**What the exercise asks:**
Your task is to copy every line of the records below that contains "objc".

**Exercise inputs:**
__________________________________________________

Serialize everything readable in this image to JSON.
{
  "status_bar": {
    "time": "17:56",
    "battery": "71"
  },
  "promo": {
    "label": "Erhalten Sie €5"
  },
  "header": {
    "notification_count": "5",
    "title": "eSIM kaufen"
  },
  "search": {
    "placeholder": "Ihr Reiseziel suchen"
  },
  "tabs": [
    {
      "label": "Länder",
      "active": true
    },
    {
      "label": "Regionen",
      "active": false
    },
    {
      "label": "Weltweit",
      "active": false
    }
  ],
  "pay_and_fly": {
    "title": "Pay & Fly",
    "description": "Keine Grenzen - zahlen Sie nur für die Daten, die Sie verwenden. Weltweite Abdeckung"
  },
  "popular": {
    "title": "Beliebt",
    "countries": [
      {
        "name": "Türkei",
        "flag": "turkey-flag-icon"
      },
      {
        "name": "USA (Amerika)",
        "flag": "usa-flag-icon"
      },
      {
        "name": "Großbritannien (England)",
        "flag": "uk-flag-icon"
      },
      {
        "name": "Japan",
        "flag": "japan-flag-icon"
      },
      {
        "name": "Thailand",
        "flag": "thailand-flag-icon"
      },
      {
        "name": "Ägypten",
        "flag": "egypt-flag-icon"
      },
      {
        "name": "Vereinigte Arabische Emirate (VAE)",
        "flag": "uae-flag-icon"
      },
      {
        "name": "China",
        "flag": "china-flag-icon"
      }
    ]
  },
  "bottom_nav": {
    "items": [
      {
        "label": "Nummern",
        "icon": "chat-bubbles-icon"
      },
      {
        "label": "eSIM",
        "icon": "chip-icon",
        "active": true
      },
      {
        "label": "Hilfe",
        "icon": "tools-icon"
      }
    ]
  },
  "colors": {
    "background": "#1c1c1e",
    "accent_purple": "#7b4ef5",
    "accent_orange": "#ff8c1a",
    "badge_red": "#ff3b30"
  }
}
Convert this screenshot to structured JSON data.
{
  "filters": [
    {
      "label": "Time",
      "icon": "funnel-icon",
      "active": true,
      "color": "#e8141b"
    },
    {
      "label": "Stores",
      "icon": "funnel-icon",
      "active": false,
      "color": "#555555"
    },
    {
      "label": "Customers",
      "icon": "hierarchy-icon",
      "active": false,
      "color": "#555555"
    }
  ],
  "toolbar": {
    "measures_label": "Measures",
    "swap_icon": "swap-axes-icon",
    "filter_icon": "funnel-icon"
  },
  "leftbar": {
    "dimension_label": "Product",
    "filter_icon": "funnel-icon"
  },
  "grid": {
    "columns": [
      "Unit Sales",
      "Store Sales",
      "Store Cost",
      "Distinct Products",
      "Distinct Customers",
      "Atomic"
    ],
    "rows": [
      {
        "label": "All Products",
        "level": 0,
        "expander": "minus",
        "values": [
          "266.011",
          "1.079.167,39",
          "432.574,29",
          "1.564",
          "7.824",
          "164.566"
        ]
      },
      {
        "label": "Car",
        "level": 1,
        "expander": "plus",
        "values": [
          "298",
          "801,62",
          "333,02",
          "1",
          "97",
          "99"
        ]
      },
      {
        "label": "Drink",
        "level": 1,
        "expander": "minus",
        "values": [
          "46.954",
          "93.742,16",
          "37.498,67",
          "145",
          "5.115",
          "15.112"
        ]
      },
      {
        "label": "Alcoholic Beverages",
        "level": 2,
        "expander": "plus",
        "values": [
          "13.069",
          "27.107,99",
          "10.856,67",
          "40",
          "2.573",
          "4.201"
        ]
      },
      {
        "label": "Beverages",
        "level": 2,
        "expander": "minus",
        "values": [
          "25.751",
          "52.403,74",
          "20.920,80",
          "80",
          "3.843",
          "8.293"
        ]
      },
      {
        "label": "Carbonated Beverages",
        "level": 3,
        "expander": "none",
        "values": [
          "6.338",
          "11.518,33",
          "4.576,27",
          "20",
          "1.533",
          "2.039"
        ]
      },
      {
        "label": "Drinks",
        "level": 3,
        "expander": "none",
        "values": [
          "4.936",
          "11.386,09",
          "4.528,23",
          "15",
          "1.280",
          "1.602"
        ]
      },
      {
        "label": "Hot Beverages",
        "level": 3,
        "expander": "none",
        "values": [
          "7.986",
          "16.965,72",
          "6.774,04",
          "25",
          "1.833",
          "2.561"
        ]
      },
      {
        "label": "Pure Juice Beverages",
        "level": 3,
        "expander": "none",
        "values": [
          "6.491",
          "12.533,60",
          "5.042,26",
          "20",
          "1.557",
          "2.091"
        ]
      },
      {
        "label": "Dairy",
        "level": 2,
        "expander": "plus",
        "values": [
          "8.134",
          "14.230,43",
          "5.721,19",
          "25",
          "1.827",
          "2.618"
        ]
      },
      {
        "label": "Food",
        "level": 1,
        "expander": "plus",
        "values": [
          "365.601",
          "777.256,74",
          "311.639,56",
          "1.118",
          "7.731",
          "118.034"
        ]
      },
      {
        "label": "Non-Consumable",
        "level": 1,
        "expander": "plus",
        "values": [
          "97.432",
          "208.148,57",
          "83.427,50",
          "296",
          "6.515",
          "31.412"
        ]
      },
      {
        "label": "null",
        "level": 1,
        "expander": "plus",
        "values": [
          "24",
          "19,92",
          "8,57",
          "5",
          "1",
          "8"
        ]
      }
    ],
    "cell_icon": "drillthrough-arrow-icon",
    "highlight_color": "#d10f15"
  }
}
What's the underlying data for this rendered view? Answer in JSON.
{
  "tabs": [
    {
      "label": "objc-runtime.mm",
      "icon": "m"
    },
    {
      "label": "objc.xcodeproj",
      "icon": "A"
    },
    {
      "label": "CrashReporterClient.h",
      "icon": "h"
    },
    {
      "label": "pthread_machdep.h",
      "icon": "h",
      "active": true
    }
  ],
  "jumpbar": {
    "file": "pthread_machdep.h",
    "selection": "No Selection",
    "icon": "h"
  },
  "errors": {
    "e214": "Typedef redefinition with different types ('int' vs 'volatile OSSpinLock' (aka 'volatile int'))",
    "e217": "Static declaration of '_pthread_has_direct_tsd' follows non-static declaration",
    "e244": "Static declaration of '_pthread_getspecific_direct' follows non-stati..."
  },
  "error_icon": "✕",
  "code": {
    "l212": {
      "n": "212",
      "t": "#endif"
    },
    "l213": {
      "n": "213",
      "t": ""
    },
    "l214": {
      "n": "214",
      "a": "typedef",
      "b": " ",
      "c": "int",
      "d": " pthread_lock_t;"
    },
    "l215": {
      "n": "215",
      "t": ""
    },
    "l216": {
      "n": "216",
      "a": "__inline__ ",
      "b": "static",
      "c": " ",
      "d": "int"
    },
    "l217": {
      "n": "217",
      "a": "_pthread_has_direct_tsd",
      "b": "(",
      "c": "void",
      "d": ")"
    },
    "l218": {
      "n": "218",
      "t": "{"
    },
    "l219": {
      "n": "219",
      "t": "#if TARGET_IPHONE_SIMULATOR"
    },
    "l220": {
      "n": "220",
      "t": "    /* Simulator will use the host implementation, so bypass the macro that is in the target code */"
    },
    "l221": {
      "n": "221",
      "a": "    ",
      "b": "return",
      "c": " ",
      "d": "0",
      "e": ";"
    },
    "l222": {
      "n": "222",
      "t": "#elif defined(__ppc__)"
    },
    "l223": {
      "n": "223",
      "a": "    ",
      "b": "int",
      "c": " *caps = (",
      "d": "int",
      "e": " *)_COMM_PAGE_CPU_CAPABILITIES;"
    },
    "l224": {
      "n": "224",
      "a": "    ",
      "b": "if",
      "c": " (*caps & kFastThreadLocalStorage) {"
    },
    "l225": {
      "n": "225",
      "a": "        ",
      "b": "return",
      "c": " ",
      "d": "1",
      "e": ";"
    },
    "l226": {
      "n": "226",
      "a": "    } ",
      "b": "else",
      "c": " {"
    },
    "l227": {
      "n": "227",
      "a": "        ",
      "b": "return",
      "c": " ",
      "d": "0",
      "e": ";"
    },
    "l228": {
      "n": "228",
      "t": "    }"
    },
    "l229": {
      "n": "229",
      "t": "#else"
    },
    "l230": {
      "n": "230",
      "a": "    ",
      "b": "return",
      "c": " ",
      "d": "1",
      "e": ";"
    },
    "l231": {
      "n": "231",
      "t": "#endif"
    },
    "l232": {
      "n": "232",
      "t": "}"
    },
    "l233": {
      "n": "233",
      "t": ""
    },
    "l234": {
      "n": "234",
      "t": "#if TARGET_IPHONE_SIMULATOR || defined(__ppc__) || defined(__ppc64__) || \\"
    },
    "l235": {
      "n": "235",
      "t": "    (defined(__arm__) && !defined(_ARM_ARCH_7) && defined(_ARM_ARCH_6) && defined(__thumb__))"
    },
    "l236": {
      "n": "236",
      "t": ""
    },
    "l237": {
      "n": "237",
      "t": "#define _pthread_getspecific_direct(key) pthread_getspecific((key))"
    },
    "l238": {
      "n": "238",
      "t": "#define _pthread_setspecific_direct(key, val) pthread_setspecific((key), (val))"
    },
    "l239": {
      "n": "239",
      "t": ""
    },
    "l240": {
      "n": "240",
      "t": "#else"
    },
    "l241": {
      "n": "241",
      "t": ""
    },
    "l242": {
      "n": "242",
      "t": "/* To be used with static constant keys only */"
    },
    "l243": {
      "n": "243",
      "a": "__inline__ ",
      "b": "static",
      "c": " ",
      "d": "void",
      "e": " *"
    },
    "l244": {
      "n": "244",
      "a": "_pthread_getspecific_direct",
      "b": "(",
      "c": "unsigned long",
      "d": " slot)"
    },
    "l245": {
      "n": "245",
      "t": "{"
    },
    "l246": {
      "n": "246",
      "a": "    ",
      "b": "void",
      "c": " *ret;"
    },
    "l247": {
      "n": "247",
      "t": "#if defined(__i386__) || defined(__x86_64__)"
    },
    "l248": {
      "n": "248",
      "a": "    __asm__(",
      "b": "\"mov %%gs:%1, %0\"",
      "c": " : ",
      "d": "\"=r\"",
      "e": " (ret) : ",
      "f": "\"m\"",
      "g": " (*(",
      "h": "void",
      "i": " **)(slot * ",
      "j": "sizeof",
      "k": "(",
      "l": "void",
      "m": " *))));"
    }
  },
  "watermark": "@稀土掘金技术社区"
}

__________________________________________________

**Complete output:**
      "label": "objc-runtime.mm",
      "label": "objc.xcodeproj",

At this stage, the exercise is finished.